[Dataset items]
◆ ◆ ◆ ◆

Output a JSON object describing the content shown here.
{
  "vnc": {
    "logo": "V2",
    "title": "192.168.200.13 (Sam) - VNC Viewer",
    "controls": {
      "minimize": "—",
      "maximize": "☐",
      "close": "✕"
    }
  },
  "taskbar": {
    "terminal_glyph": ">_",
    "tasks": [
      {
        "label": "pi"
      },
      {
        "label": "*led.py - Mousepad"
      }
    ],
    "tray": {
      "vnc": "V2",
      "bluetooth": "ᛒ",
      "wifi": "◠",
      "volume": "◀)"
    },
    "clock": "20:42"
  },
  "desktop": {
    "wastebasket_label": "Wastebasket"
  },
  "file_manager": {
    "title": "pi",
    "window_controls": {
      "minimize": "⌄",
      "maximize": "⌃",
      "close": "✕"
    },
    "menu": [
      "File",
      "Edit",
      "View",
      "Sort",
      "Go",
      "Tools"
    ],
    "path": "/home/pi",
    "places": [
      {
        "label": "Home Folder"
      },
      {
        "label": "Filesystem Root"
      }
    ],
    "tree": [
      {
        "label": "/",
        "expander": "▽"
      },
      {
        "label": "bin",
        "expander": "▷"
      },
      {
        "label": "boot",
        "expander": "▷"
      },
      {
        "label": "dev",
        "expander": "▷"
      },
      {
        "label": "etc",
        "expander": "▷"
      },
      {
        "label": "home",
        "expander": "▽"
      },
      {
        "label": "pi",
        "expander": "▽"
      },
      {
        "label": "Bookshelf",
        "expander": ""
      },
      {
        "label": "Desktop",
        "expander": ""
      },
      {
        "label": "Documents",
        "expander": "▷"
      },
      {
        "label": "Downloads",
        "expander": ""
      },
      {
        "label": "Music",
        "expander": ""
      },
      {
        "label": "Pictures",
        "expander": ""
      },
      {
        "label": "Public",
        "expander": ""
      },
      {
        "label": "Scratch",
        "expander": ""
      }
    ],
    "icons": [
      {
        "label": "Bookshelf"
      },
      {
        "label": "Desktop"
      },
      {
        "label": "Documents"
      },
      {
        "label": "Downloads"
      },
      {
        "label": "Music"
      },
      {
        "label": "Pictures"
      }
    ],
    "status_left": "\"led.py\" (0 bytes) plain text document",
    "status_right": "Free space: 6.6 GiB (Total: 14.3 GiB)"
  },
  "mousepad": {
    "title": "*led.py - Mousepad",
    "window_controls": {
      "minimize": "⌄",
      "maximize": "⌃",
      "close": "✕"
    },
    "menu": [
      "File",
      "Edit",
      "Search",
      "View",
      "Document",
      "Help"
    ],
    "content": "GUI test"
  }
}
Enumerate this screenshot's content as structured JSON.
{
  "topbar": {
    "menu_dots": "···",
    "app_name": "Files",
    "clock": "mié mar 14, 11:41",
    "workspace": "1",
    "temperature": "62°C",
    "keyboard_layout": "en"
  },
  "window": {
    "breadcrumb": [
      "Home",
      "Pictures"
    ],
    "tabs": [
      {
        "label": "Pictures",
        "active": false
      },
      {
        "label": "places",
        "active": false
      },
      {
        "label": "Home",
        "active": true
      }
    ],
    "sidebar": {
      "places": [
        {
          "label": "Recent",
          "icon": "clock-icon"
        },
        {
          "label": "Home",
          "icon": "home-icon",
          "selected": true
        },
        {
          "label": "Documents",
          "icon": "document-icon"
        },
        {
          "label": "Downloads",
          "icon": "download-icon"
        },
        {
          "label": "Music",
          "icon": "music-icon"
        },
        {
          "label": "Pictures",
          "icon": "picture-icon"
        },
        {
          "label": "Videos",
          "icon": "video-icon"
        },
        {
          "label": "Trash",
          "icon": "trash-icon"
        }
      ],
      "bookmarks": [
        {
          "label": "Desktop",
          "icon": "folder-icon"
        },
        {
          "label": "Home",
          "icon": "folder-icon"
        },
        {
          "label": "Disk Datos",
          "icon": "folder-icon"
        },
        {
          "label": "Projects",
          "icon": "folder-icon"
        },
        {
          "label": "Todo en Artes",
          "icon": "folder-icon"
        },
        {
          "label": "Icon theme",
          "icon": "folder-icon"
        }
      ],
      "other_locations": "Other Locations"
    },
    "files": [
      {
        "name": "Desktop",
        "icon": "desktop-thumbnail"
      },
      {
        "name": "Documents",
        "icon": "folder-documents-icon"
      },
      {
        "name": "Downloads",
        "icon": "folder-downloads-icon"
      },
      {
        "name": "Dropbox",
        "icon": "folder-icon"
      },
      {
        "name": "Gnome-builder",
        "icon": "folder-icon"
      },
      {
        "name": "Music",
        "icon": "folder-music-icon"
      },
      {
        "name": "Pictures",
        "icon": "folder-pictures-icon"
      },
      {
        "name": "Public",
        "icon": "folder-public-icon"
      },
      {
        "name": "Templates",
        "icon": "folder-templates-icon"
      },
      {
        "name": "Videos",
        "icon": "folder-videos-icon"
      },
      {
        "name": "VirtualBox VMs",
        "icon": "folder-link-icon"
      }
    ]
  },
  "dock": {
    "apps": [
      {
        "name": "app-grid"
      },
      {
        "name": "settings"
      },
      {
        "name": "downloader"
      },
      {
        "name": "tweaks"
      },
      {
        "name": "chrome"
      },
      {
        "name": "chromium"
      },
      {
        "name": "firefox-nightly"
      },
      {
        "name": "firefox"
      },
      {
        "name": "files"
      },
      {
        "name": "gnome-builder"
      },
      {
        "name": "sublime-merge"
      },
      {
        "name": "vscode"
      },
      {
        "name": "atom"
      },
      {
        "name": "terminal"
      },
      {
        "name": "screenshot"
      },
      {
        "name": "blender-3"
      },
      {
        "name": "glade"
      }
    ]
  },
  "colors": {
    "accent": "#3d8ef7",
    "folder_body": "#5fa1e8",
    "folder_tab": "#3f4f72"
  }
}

◆ ◆ ◆ ◆

INSTRUCTION:
Across the entries, how many lines contain "clock"? Reply with the number only.

RESULT FOR THIS EXERCISE:
3